Record excerpts:
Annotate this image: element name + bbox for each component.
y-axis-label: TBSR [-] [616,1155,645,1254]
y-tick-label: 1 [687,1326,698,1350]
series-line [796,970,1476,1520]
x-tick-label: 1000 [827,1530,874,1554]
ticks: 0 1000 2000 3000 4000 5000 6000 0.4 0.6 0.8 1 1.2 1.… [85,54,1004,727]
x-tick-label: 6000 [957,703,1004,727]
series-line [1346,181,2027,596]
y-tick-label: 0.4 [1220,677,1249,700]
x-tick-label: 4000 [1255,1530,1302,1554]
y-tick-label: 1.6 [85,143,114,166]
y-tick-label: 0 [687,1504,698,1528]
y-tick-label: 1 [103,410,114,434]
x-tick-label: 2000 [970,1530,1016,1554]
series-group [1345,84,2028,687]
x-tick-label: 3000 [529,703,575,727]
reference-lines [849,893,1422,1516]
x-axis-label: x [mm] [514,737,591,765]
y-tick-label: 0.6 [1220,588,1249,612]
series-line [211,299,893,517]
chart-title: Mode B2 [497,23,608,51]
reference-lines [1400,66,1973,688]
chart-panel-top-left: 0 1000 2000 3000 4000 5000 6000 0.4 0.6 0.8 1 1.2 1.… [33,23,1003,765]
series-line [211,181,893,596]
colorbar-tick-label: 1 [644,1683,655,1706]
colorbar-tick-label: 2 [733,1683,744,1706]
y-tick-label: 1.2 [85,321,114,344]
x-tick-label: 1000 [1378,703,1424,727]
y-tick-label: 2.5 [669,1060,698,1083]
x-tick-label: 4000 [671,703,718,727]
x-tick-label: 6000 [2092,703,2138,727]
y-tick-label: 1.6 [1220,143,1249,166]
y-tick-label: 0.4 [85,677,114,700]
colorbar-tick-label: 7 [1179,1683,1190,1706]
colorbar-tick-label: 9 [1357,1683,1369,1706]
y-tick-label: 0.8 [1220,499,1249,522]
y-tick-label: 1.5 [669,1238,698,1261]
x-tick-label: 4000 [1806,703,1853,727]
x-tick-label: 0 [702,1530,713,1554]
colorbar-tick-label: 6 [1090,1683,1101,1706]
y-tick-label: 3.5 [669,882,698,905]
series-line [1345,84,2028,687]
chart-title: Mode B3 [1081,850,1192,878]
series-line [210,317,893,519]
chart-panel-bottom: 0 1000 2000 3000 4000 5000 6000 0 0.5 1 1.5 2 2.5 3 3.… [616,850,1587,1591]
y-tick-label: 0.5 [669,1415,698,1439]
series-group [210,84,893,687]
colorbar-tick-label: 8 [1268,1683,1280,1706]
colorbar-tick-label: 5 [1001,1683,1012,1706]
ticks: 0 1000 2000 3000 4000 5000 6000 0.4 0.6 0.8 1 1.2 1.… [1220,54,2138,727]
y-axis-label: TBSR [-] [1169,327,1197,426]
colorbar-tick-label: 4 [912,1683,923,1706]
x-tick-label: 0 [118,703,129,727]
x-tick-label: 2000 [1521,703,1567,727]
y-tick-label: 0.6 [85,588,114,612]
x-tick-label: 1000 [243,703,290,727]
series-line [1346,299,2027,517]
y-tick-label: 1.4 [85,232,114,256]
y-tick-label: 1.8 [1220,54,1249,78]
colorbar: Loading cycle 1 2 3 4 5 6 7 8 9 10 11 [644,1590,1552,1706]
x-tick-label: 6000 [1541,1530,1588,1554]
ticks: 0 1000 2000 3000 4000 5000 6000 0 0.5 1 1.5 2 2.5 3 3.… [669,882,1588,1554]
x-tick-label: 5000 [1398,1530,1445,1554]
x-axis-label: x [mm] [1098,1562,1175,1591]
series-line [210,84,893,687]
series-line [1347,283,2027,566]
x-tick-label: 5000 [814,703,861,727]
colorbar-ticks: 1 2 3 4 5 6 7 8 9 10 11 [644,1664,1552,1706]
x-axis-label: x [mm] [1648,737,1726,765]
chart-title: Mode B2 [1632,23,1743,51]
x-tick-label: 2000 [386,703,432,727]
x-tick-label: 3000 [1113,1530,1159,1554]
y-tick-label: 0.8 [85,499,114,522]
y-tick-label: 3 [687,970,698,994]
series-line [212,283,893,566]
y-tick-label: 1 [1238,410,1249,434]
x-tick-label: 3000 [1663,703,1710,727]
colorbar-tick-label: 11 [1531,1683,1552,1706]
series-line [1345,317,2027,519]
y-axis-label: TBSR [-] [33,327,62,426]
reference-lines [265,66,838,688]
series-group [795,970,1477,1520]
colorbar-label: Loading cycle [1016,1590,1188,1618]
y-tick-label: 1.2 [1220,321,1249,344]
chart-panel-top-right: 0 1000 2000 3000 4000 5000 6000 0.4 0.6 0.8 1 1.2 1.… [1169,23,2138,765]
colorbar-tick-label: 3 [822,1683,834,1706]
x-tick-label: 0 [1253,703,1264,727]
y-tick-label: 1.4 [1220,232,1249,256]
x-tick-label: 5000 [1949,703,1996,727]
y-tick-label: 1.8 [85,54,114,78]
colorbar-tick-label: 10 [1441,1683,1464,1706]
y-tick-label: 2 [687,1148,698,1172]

What the exercise asks: Output every line of the items above as a JSON list of strings, one string per line, and leave out any blank lines.

Task output:
[
  "Annotate this image: element name + bbox for each component.",
  "y-axis-label: TBSR [-] [616,1155,645,1254]",
  "y-tick-label: 1 [687,1326,698,1350]",
  "series-line [796,970,1476,1520]",
  "x-tick-label: 1000 [827,1530,874,1554]",
  "ticks: 0 1000 2000 3000 4000 5000 6000 0.4 0.6 0.8 1 1.2 1.… [85,54,1004,727]",
  "x-tick-label: 6000 [957,703,1004,727]",
  "series-line [1346,181,2027,596]",
  "y-tick-label: 0.4 [1220,677,1249,700]",
  "x-tick-label: 4000 [1255,1530,1302,1554]",
  "y-tick-label: 1.6 [85,143,114,166]",
  "y-tick-label: 0 [687,1504,698,1528]",
  "y-tick-label: 1 [103,410,114,434]",
  "x-tick-label: 2000 [970,1530,1016,1554]",
  "series-group [1345,84,2028,687]",
  "x-tick-label: 3000 [529,703,575,727]",
  "reference-lines [849,893,1422,1516]",
  "x-axis-label: x [mm] [514,737,591,765]",
  "y-tick-label: 0.6 [1220,588,1249,612]",
  "series-line [211,299,893,517]",
  "chart-title: Mode B2 [497,23,608,51]",
  "reference-lines [1400,66,1973,688]",
  "chart-panel-top-left: 0 1000 2000 3000 4000 5000 6000 0.4 0.6 0.8 1 1.2 1.… [33,23,1003,765]",
  "series-line [211,181,893,596]",
  "colorbar-tick-label: 1 [644,1683,655,1706]",
  "colorbar-tick-label: 2 [733,1683,744,1706]",
  "y-tick-label: 1.2 [85,321,114,344]",
  "x-tick-label: 1000 [1378,703,1424,727]",
  "y-tick-label: 2.5 [669,1060,698,1083]",
  "x-tick-label: 4000 [671,703,718,727]",
  "x-tick-label: 6000 [2092,703,2138,727]",
  "y-tick-label: 1.6 [1220,143,1249,166]",
  "y-tick-label: 0.4 [85,677,114,700]",
  "colorbar-tick-label: 7 [1179,1683,1190,1706]",
  "colorbar-tick-label: 9 [1357,1683,1369,1706]",
  "y-tick-label: 0.8 [1220,499,1249,522]",
  "y-tick-label: 1.5 [669,1238,698,1261]",
  "x-tick-label: 4000 [1806,703,1853,727]",
  "x-tick-label: 0 [702,1530,713,1554]",
  "colorbar-tick-label: 6 [1090,1683,1101,1706]",
  "y-tick-label: 3.5 [669,882,698,905]",
  "series-line [1345,84,2028,687]",
  "chart-title: Mode B3 [1081,850,1192,878]",
  "series-line [210,317,893,519]",
  "chart-panel-bottom: 0 1000 2000 3000 4000 5000 6000 0 0.5 1 1.5 2 2.5 3 3.… [616,850,1587,1591]",
  "y-tick-label: 0.5 [669,1415,698,1439]",
  "series-group [210,84,893,687]",
  "colorbar-tick-label: 8 [1268,1683,1280,1706]",
  "colorbar-tick-label: 5 [1001,1683,1012,1706]",
  "ticks: 0 1000 2000 3000 4000 5000 6000 0.4 0.6 0.8 1 1.2 1.… [1220,54,2138,727]",
  "y-axis-label: TBSR [-] [1169,327,1197,426]",
  "colorbar-tick-label: 4 [912,1683,923,1706]",
  "x-tick-label: 0 [118,703,129,727]",
  "x-tick-label: 2000 [1521,703,1567,727]",
  "y-tick-label: 0.6 [85,588,114,612]",
  "x-tick-label: 1000 [243,703,290,727]",
  "series-line [1346,299,2027,517]",
  "y-tick-label: 1.4 [85,232,114,256]",
  "y-tick-label: 1.8 [1220,54,1249,78]",
  "colorbar: Loading cycle 1 2 3 4 5 6 7 8 9 10 11 [644,1590,1552,1706]",
  "x-tick-label: 6000 [1541,1530,1588,1554]",
  "ticks: 0 1000 2000 3000 4000 5000 6000 0 0.5 1 1.5 2 2.5 3 3.… [669,882,1588,1554]",
  "x-tick-label: 5000 [1398,1530,1445,1554]",
  "x-axis-label: x [mm] [1098,1562,1175,1591]",
  "series-line [210,84,893,687]",
  "series-line [1347,283,2027,566]",
  "x-tick-label: 5000 [814,703,861,727]",
  "colorbar-ticks: 1 2 3 4 5 6 7 8 9 10 11 [644,1664,1552,1706]",
  "x-axis-label: x [mm] [1648,737,1726,765]",
  "chart-title: Mode B2 [1632,23,1743,51]",
  "x-tick-label: 2000 [386,703,432,727]",
  "x-tick-label: 3000 [1113,1530,1159,1554]",
  "y-tick-label: 0.8 [85,499,114,522]",
  "y-tick-label: 3 [687,970,698,994]",
  "series-line [212,283,893,566]",
  "y-tick-label: 1 [1238,410,1249,434]",
  "x-tick-label: 3000 [1663,703,1710,727]",
  "colorbar-tick-label: 11 [1531,1683,1552,1706]",
  "series-line [1345,317,2027,519]",
  "y-axis-label: TBSR [-] [33,327,62,426]",
  "reference-lines [265,66,838,688]",
  "series-group [795,970,1477,1520]",
  "colorbar-label: Loading cycle [1016,1590,1188,1618]",
  "y-tick-label: 1.2 [1220,321,1249,344]",
  "chart-panel-top-right: 0 1000 2000 3000 4000 5000 6000 0.4 0.6 0.8 1 1.2 1.… [1169,23,2138,765]",
  "colorbar-tick-label: 3 [822,1683,834,1706]",
  "x-tick-label: 0 [1253,703,1264,727]",
  "y-tick-label: 1.4 [1220,232,1249,256]",
  "x-tick-label: 5000 [1949,703,1996,727]",
  "y-tick-label: 1.8 [85,54,114,78]",
  "colorbar-tick-label: 10 [1441,1683,1464,1706]",
  "y-tick-label: 2 [687,1148,698,1172]"
]